Exercise goal = Wherever the string "traffic" appears in a line, extract that line.

* * *

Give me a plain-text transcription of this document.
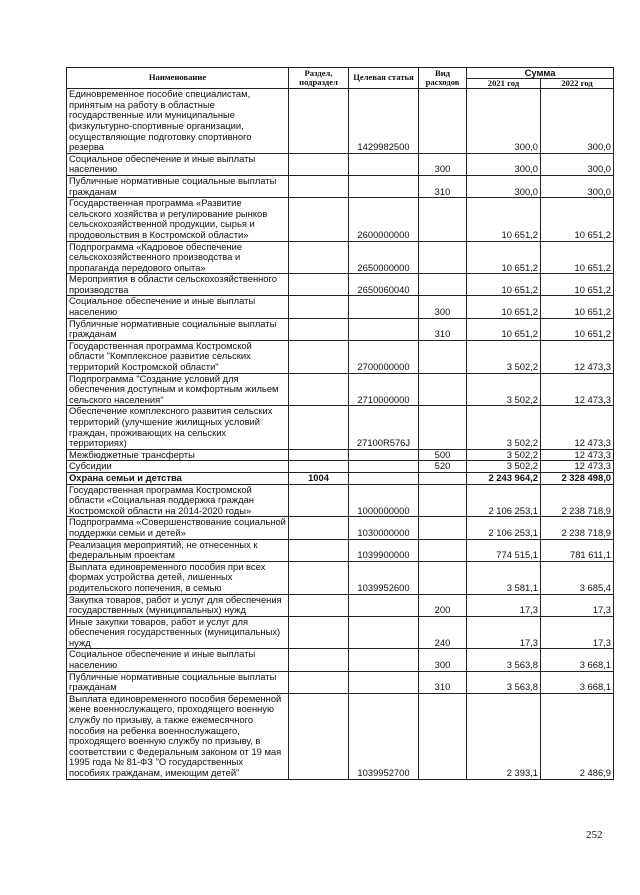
Наименование	Раздел, подраздел	Целевая статья	Вид расходов	Сумма	
				2021 год	2022 год
Единовременное пособие специалистам, принятым на работу в областные государственные или муниципальные физкультурно-спортивные организации, осуществляющие подготовку спортивного резерва		1429982500		300,0	300,0
Социальное обеспечение и иные выплаты населению			300	300,0	300,0
Публичные нормативные социальные выплаты гражданам			310	300,0	300,0
Государственная программа «Развитие сельского хозяйства и регулирование рынков сельскохозяйственной продукции, сырья и продовольствия в Костромской области»		2600000000		10 651,2	10 651,2
Подпрограмма «Кадровое обеспечение сельскохозяйственного производства и пропаганда передового опыта»		2650000000		10 651,2	10 651,2
Мероприятия в области сельскохозяйственного производства		2650060040		10 651,2	10 651,2
Социальное обеспечение и иные выплаты населению			300	10 651,2	10 651,2
Публичные нормативные социальные выплаты гражданам			310	10 651,2	10 651,2
Государственная программа Костромской области "Комплексное развитие сельских территорий Костромской области"		2700000000		3 502,2	12 473,3
Подпрограмма "Создание условий для обеспечения доступным и комфортным жильем сельского населения"		2710000000		3 502,2	12 473,3
Обеспечение комплексного развития сельских территорий (улучшение жилищных условий граждан, проживающих на сельских территориях)		27100R576J		3 502,2	12 473,3
Межбюджетные трансферты			500	3 502,2	12 473,3
Субсидии			520	3 502,2	12 473,3
Охрана семьи и детства	1004			2 243 964,2	2 328 498,0
Государственная программа Костромской области «Социальная поддержка граждан Костромской области на 2014-2020 годы»		1000000000		2 106 253,1	2 238 718,9
Подпрограмма «Совершенствование социальной поддержки семьи и детей»		1030000000		2 106 253,1	2 238 718,9
Реализация мероприятий, не отнесенных к федеральным проектам		1039900000		774 515,1	781 611,1
Выплата единовременного пособия при всех формах устройства детей, лишенных родительского попечения, в семью		1039952600		3 581,1	3 685,4
Закупка товаров, работ и услуг для обеспечения государственных (муниципальных) нужд			200	17,3	17,3
Иные закупки товаров, работ и услуг для обеспечения государственных (муниципальных) нужд			240	17,3	17,3
Социальное обеспечение и иные выплаты населению			300	3 563,8	3 668,1
Публичные нормативные социальные выплаты гражданам			310	3 563,8	3 668,1
Выплата единовременного пособия беременной жене военнослужащего, проходящего военную службу по призыву, а также ежемесячного пособия на ребенка военнослужащего, проходящего военную службу по призыву, в соответствии с Федеральным законом от 19 мая 1995 года № 81-ФЗ "О государственных пособиях гражданам, имеющим детей"		1039952700		2 393,1	2 486,9
252
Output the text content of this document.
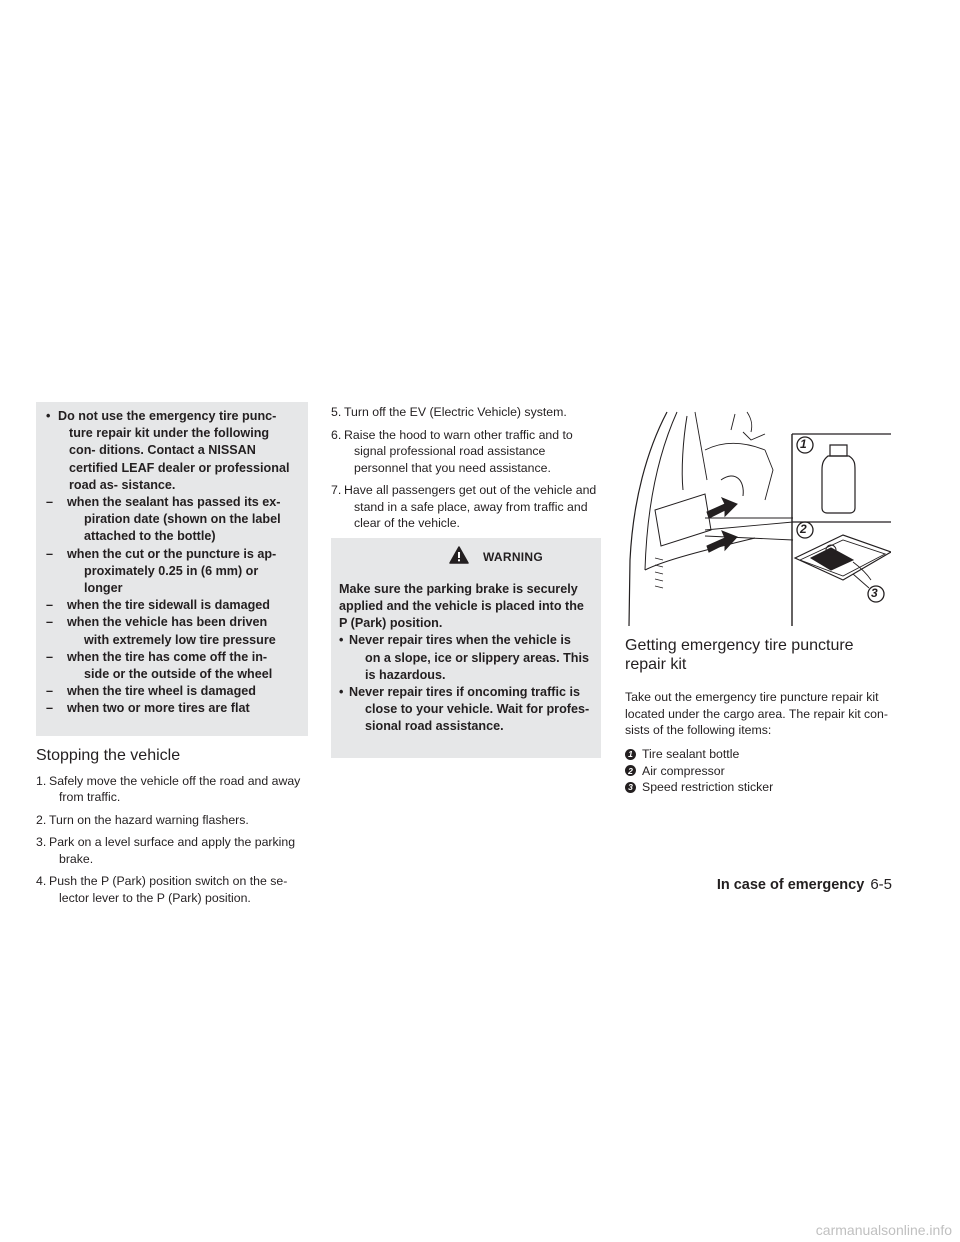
• Do not use the emergency tire punc-
ture repair kit under the following con- ditions. Contact a NISSAN certified LEAF dealer or professional road as- sistance.
– when the sealant has passed its ex-
piration date (shown on the label attached to the bottle)
– when the cut or the puncture is ap-
proximately 0.25 in (6 mm) or longer
– when the tire sidewall is damaged
– when the vehicle has been driven
with extremely low tire pressure
– when the tire has come off the in-
side or the outside of the wheel
– when the tire wheel is damaged
– when two or more tires are flat
Stopping the vehicle
1. Safely move the vehicle off the road and away
from traffic.
2. Turn on the hazard warning flashers.
3. Park on a level surface and apply the parking
brake.
4. Push the P (Park) position switch on the se-
lector lever to the P (Park) position.
5. Turn off the EV (Electric Vehicle) system.
6. Raise the hood to warn other traffic and to
signal professional road assistance personnel that you need assistance.
7. Have all passengers get out of the vehicle and
stand in a safe place, away from traffic and clear of the vehicle.
WARNING
Make sure the parking brake is securely applied and the vehicle is placed into the P (Park) position.
• Never repair tires when the vehicle is
on a slope, ice or slippery areas. This is hazardous.
• Never repair tires if oncoming traffic is
close to your vehicle. Wait for profes- sional road assistance.
1
2
3
Getting emergency tire puncture repair kit

Take out the emergency tire puncture repair kit located under the cargo area. The repair kit con- sists of the following items:

1 Tire sealant bottle
2 Air compressor
3 Speed restriction sticker
In case of emergency 6-5
carmanualsonline.info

* * *

Worked solution =
from traffic.
6. Raise the hood to warn other traffic and to
stand in a safe place, away from traffic and clear of the vehicle.
• Never repair tires if oncoming traffic is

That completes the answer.